§ **WRITTEN PROBLEM**:
Reproduce the records below without alteration, starting with the line that contains "Decompose this screenshot" and continuing up to and including the line that contains "svg-text:0: 0 <box>441 282 452 303</box>".

— Start of SOURCE MATERIAL —

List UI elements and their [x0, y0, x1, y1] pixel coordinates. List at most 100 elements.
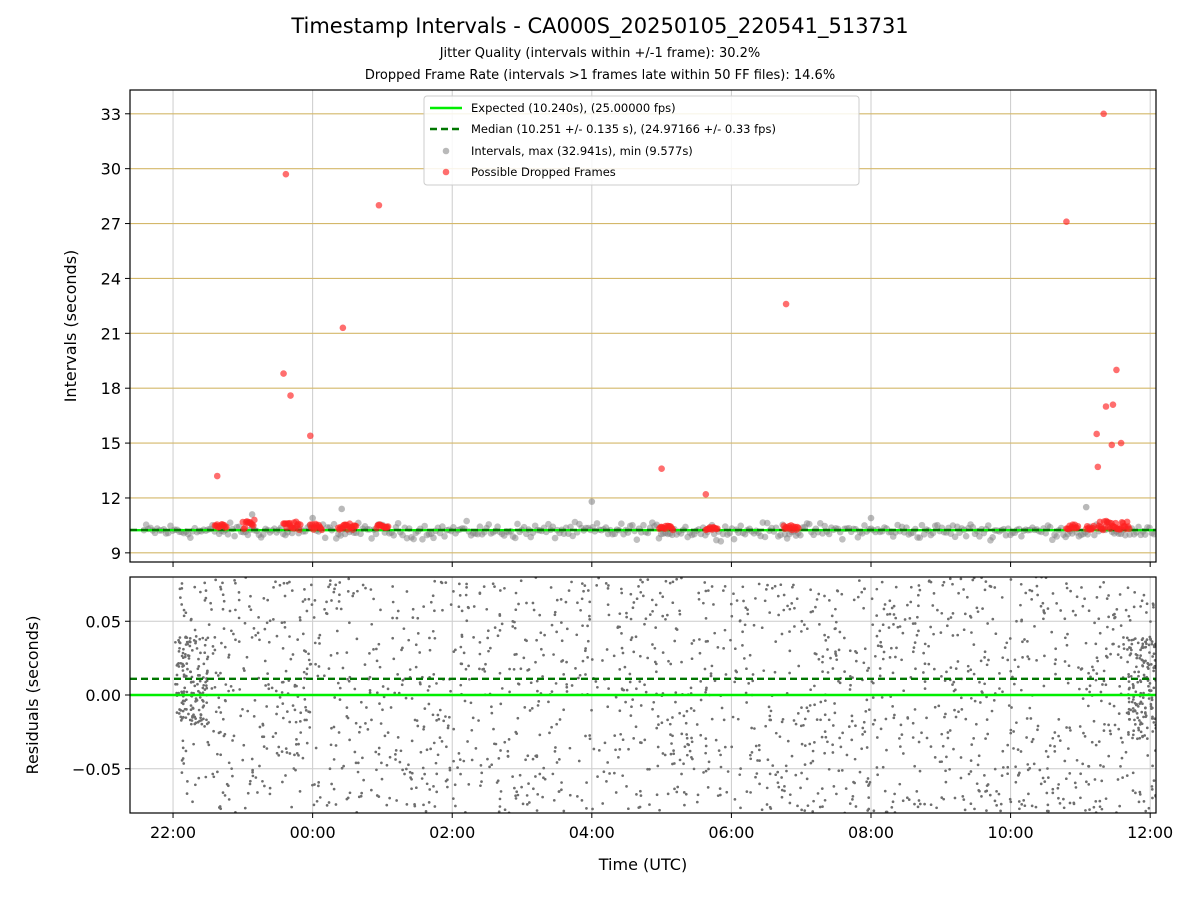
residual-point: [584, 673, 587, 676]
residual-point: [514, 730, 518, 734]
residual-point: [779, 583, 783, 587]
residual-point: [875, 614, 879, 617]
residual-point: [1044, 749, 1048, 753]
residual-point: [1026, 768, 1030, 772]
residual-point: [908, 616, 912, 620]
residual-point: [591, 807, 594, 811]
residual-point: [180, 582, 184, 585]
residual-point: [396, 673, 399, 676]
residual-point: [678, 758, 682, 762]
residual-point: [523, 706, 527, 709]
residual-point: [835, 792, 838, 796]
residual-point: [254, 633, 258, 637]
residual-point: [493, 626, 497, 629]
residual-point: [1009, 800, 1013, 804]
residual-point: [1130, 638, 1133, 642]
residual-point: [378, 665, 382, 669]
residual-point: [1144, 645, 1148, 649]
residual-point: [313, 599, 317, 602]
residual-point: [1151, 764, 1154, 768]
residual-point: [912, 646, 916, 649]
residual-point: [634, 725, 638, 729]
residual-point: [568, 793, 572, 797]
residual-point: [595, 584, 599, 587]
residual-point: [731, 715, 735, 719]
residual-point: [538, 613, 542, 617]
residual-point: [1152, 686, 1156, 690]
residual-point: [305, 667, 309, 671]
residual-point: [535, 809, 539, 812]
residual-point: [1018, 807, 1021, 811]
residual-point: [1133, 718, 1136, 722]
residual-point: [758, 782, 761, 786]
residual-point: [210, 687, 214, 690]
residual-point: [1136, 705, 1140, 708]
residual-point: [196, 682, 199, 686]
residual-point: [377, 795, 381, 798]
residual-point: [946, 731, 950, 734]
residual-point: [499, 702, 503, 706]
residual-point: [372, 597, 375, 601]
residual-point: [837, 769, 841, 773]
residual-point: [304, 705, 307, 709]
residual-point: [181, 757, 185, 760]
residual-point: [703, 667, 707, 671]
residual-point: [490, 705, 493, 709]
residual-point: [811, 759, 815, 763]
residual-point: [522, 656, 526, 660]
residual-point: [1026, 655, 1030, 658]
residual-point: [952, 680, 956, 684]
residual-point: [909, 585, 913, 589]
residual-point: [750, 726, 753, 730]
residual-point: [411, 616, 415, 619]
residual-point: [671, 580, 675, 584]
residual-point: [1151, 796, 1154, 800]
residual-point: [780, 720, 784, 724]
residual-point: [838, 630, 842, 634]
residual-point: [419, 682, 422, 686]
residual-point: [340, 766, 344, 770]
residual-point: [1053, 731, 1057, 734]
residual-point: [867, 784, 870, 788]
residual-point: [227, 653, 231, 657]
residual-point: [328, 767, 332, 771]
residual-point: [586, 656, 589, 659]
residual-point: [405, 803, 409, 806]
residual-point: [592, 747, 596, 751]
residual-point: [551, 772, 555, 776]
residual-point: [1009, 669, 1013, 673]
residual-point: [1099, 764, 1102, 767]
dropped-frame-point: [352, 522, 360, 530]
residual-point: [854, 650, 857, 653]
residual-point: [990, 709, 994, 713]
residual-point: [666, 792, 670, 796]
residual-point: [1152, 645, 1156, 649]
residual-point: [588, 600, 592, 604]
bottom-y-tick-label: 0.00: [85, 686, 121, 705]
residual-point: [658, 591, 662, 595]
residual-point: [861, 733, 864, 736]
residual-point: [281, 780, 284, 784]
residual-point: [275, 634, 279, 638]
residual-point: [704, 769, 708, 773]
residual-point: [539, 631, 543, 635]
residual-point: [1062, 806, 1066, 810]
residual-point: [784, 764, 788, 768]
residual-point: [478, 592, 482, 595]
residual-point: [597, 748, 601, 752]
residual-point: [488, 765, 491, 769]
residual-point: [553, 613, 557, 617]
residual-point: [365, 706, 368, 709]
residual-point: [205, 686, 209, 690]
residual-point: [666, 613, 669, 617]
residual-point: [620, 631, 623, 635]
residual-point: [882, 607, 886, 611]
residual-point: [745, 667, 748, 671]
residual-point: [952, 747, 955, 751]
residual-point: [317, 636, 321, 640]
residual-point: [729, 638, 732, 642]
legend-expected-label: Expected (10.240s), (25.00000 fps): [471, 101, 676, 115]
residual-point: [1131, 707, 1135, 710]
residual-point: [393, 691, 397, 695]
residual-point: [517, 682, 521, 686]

— End of SOURCE MATERIAL —
— Start of SOURCE MATERIAL —

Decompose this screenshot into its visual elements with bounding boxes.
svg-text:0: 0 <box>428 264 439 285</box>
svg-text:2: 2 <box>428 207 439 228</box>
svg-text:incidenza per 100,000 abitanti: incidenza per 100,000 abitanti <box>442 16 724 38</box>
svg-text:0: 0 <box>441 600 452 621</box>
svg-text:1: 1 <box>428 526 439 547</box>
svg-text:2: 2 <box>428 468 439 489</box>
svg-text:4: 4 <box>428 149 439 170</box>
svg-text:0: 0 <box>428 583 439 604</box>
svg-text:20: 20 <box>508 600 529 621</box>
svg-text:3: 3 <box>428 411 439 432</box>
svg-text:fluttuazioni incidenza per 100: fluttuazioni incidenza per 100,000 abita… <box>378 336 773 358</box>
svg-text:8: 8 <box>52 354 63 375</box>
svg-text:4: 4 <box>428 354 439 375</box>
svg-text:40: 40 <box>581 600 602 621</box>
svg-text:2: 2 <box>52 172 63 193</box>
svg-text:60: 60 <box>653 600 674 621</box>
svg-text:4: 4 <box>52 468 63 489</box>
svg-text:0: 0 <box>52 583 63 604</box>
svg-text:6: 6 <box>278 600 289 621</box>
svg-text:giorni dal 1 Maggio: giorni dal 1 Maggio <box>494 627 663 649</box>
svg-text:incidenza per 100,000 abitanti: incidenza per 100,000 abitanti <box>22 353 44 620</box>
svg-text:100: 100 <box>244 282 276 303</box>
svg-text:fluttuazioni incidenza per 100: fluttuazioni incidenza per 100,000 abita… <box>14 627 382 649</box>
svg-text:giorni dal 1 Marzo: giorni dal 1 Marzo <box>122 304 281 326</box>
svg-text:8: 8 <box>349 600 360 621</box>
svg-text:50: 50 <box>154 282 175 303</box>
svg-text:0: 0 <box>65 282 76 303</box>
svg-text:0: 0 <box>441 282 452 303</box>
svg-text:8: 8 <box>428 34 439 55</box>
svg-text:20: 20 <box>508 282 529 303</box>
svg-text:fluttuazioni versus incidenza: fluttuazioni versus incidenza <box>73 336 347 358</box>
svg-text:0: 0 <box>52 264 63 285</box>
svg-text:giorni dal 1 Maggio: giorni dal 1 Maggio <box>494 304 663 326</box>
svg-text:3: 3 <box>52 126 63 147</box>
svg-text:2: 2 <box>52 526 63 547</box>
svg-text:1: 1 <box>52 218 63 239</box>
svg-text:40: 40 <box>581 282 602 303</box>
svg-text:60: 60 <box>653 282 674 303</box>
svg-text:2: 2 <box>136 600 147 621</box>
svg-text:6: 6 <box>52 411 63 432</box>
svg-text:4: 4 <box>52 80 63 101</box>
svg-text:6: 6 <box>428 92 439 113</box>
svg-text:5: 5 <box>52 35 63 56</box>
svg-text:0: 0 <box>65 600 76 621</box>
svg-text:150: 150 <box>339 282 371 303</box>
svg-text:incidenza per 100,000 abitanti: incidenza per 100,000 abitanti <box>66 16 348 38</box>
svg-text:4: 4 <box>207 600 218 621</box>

— End of SOURCE MATERIAL —

§ **WRITTEN RESPONSE**:
Decompose this screenshot into its visual elements with bounding boxes.
svg-text:0: 0 <box>428 264 439 285</box>
svg-text:2: 2 <box>428 207 439 228</box>
svg-text:incidenza per 100,000 abitanti: incidenza per 100,000 abitanti <box>442 16 724 38</box>
svg-text:0: 0 <box>441 600 452 621</box>
svg-text:1: 1 <box>428 526 439 547</box>
svg-text:2: 2 <box>428 468 439 489</box>
svg-text:4: 4 <box>428 149 439 170</box>
svg-text:0: 0 <box>428 583 439 604</box>
svg-text:20: 20 <box>508 600 529 621</box>
svg-text:3: 3 <box>428 411 439 432</box>
svg-text:fluttuazioni incidenza per 100: fluttuazioni incidenza per 100,000 abita… <box>378 336 773 358</box>
svg-text:8: 8 <box>52 354 63 375</box>
svg-text:4: 4 <box>428 354 439 375</box>
svg-text:40: 40 <box>581 600 602 621</box>
svg-text:2: 2 <box>52 172 63 193</box>
svg-text:60: 60 <box>653 600 674 621</box>
svg-text:4: 4 <box>52 468 63 489</box>
svg-text:0: 0 <box>52 583 63 604</box>
svg-text:6: 6 <box>278 600 289 621</box>
svg-text:giorni dal 1 Maggio: giorni dal 1 Maggio <box>494 627 663 649</box>
svg-text:incidenza per 100,000 abitanti: incidenza per 100,000 abitanti <box>22 353 44 620</box>
svg-text:100: 100 <box>244 282 276 303</box>
svg-text:fluttuazioni incidenza per 100: fluttuazioni incidenza per 100,000 abita… <box>14 627 382 649</box>
svg-text:giorni dal 1 Marzo: giorni dal 1 Marzo <box>122 304 281 326</box>
svg-text:8: 8 <box>349 600 360 621</box>
svg-text:50: 50 <box>154 282 175 303</box>
svg-text:0: 0 <box>65 282 76 303</box>
svg-text:0: 0 <box>441 282 452 303</box>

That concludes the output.